YOUR OBJECTIVE. Can you lay out the lines below as a Markdown table with the columns Row and Line, starting with the first line and going on through the line containing "2060, 191, 2094]", leaving out any blank lines?

========================================

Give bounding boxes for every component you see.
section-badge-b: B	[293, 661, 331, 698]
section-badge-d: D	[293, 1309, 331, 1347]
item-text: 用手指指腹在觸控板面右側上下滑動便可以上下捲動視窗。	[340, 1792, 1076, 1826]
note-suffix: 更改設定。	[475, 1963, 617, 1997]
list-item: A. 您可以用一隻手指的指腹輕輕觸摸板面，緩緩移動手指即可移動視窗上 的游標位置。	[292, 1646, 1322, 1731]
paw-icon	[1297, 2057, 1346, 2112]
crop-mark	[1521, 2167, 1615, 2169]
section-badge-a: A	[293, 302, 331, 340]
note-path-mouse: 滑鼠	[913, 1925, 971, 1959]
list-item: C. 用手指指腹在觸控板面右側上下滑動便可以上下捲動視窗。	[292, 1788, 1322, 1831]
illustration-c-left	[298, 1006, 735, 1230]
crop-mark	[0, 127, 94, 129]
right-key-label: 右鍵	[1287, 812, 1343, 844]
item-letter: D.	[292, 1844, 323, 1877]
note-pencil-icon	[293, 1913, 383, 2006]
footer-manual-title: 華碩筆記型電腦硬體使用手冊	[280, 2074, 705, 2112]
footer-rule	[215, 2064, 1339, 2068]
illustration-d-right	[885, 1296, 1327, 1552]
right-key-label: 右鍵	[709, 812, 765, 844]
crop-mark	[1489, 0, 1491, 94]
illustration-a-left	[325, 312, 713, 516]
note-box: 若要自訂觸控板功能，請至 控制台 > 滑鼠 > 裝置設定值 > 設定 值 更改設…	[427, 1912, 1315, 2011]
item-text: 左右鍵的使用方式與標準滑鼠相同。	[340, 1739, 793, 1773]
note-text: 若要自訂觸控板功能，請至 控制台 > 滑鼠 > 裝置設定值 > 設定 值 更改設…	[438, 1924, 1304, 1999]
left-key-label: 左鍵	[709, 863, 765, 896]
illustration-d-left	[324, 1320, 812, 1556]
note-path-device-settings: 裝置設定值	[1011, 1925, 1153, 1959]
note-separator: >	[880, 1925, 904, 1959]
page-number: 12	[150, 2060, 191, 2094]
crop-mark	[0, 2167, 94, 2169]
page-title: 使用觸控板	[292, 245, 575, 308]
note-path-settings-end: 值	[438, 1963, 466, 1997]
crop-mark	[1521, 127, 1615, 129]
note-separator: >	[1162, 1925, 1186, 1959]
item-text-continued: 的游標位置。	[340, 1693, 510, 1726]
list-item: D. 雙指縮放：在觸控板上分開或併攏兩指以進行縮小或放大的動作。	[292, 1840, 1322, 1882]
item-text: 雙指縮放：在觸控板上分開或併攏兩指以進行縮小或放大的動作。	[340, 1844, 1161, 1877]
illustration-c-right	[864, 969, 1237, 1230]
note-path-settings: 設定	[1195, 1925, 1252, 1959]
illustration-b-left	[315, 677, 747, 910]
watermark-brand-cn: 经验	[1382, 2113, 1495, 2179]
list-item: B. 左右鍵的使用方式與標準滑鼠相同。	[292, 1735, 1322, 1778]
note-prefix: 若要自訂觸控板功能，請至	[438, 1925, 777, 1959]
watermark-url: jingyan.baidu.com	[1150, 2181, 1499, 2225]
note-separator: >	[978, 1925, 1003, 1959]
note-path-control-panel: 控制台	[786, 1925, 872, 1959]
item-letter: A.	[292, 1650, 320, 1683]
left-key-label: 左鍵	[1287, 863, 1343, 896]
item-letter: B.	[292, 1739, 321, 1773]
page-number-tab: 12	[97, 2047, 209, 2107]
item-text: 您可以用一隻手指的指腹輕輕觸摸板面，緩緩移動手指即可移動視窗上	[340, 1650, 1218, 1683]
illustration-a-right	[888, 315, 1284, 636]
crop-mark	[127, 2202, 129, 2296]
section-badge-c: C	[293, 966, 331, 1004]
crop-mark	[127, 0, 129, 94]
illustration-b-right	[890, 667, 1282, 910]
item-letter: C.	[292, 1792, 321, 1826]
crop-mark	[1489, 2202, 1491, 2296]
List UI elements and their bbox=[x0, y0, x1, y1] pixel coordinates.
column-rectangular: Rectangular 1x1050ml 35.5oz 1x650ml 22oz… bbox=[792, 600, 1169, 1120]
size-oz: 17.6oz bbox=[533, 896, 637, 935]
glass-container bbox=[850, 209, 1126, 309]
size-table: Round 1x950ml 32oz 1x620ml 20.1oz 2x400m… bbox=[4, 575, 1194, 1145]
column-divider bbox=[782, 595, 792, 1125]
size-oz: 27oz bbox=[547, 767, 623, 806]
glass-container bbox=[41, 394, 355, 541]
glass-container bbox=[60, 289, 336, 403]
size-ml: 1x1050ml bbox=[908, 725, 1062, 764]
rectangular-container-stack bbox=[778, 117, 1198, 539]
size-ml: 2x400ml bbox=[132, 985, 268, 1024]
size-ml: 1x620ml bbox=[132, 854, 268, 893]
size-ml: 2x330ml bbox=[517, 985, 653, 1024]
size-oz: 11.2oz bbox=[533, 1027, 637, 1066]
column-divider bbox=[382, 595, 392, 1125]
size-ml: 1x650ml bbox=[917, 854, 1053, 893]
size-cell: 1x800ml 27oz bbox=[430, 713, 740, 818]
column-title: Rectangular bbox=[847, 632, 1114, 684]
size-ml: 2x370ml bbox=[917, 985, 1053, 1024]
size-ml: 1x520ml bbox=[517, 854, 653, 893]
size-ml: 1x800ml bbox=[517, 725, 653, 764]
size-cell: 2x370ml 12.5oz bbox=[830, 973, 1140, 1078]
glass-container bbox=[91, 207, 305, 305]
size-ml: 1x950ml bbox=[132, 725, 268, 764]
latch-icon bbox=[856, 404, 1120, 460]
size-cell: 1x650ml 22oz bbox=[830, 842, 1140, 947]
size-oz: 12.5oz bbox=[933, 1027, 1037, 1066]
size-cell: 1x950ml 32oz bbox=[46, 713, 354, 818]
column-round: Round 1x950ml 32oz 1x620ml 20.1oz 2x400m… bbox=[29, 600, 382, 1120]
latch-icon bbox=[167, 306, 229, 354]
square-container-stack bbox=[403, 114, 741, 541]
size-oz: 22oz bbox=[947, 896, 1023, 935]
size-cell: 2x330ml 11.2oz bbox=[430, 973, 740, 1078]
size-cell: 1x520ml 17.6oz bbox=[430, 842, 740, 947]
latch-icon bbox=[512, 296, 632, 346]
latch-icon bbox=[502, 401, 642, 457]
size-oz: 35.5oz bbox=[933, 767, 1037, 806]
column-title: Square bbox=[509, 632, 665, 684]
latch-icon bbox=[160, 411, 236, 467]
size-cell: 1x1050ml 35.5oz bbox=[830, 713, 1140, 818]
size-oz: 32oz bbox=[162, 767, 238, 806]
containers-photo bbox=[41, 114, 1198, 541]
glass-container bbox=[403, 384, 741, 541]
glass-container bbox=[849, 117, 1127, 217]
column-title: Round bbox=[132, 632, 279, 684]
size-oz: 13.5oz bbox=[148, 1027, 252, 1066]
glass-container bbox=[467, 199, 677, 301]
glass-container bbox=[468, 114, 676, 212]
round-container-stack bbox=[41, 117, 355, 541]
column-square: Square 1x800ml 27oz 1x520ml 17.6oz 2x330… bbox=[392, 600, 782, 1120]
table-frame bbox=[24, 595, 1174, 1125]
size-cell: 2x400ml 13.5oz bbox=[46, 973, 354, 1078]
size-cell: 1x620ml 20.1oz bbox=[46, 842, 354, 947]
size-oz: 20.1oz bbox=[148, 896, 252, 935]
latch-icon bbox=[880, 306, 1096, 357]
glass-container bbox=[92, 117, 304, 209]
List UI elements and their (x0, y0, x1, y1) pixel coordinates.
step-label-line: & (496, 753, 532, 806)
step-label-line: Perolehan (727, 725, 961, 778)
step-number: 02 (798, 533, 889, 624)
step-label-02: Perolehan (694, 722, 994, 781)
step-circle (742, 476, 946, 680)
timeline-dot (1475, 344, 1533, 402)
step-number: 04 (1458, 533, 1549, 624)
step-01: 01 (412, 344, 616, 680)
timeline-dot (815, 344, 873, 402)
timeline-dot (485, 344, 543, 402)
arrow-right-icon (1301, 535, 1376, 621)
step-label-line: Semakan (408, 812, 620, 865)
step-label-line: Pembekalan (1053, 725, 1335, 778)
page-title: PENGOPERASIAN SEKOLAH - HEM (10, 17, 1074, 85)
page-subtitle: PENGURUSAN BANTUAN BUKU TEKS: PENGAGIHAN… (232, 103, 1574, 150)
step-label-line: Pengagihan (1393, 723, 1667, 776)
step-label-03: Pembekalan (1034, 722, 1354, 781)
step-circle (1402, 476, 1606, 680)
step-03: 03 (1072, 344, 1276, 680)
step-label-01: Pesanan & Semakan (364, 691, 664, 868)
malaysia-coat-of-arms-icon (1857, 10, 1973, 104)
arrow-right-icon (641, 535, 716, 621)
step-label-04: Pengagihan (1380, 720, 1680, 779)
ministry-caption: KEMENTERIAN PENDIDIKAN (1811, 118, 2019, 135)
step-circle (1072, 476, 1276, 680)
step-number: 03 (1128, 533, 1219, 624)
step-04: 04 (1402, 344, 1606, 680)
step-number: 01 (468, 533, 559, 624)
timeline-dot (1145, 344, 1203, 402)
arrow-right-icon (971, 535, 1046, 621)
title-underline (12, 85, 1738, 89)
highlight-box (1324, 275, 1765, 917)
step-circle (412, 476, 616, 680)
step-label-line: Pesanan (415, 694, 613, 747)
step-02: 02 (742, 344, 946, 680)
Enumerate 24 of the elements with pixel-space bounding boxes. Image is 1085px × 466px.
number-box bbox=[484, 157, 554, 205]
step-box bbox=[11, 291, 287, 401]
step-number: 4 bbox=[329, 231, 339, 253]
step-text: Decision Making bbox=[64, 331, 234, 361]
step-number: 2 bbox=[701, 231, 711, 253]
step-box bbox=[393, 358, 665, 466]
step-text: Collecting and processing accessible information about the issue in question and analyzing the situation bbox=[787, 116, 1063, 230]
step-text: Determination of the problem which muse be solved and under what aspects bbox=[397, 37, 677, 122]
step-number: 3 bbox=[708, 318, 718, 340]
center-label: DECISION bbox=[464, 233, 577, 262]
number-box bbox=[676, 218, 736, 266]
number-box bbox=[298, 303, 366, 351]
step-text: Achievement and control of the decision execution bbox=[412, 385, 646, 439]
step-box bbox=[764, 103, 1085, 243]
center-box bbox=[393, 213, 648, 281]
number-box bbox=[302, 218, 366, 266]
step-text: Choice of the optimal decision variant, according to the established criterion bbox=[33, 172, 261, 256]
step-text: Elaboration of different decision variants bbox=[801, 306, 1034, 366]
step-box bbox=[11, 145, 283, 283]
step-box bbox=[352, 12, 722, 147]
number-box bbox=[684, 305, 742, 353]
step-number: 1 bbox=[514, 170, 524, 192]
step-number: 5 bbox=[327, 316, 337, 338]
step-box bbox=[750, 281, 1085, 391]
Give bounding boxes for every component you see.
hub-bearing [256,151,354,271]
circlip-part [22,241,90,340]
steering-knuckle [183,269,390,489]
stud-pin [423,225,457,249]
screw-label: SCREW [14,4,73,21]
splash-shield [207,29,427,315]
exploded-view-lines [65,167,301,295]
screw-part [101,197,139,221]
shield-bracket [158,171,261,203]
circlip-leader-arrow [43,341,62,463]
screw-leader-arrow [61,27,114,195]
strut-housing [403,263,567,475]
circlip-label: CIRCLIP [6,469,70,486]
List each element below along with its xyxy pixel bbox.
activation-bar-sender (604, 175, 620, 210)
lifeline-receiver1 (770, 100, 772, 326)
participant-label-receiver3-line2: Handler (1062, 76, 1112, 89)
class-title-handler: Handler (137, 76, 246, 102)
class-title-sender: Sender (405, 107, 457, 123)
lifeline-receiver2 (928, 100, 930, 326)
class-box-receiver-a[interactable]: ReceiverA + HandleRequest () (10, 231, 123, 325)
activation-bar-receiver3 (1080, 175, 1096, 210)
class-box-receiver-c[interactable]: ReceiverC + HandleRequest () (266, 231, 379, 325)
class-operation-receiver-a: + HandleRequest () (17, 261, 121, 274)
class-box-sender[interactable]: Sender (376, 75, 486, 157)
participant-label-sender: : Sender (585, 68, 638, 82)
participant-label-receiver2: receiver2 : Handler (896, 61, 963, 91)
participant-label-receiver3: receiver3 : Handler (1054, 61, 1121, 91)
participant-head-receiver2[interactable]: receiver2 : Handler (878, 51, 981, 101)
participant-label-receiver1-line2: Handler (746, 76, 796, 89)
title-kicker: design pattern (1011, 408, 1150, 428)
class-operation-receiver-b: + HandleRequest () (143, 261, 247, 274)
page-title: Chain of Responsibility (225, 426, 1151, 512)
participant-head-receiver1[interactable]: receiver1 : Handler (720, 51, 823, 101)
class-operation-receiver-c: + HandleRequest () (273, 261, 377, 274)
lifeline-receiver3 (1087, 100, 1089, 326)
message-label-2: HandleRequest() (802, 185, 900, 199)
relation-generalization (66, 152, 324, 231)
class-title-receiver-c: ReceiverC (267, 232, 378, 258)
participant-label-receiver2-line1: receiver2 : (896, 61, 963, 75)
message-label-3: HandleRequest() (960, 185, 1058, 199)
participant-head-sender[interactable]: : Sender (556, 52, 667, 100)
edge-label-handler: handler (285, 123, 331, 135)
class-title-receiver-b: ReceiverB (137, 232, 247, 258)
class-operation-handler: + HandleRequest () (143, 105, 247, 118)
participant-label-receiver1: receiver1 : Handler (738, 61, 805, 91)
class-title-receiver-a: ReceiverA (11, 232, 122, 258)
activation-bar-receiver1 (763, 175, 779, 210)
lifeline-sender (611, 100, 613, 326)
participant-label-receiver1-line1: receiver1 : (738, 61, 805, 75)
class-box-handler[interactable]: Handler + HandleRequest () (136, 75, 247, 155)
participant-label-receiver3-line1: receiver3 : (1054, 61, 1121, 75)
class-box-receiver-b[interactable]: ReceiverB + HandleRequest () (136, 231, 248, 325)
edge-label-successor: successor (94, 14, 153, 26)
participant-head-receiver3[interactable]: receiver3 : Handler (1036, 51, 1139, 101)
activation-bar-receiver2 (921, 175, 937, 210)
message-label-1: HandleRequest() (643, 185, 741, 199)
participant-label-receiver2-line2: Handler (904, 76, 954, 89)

========================================

WORKED SOLUTION.
| Row | Line |
|---|---|
| 1 | Give bounding boxes for every component you see. |
| 2 | section-badge-b: B	[293, 661, 331, 698] |
| 3 | section-badge-d: D	[293, 1309, 331, 1347] |
| 4 | item-text: 用手指指腹在觸控板面右側上下滑動便可以上下捲動視窗。	[340, 1792, 1076, 1826] |
| 5 | note-suffix: 更改設定。	[475, 1963, 617, 1997] |
| 6 | list-item: A. 您可以用一隻手指的指腹輕輕觸摸板面，緩緩移動手指即可移動視窗上 的游標位置。	[292, 1646, 1322, 1731] |
| 7 | paw-icon	[1297, 2057, 1346, 2112] |
| 8 | crop-mark	[1521, 2167, 1615, 2169] |
| 9 | section-badge-a: A	[293, 302, 331, 340] |
| 10 | note-path-mouse: 滑鼠	[913, 1925, 971, 1959] |
| 11 | list-item: C. 用手指指腹在觸控板面右側上下滑動便可以上下捲動視窗。	[292, 1788, 1322, 1831] |
| 12 | illustration-c-left	[298, 1006, 735, 1230] |
| 13 | crop-mark	[0, 127, 94, 129] |
| 14 | right-key-label: 右鍵	[1287, 812, 1343, 844] |
| 15 | item-letter: D.	[292, 1844, 323, 1877] |
| 16 | note-pencil-icon	[293, 1913, 383, 2006] |
| 17 | footer-manual-title: 華碩筆記型電腦硬體使用手冊	[280, 2074, 705, 2112] |
| 18 | footer-rule	[215, 2064, 1339, 2068] |
| 19 | illustration-d-right	[885, 1296, 1327, 1552] |
| 20 | right-key-label: 右鍵	[709, 812, 765, 844] |
| 21 | crop-mark	[1489, 0, 1491, 94] |
| 22 | illustration-a-left	[325, 312, 713, 516] |
| 23 | note-box: 若要自訂觸控板功能，請至 控制台 > 滑鼠 > 裝置設定值 > 設定 值 更改設…	[427, 1912, 1315, 2011] |
| 24 | item-text: 左右鍵的使用方式與標準滑鼠相同。	[340, 1739, 793, 1773] |
| 25 | note-text: 若要自訂觸控板功能，請至 控制台 > 滑鼠 > 裝置設定值 > 設定 值 更改設…	[438, 1924, 1304, 1999] |
| 26 | left-key-label: 左鍵	[709, 863, 765, 896] |
| 27 | illustration-d-left	[324, 1320, 812, 1556] |
| 28 | note-path-device-settings: 裝置設定值	[1011, 1925, 1153, 1959] |
| 29 | note-separator: >	[880, 1925, 904, 1959] |
| 30 | page-number: 12	[150, 2060, 191, 2094] |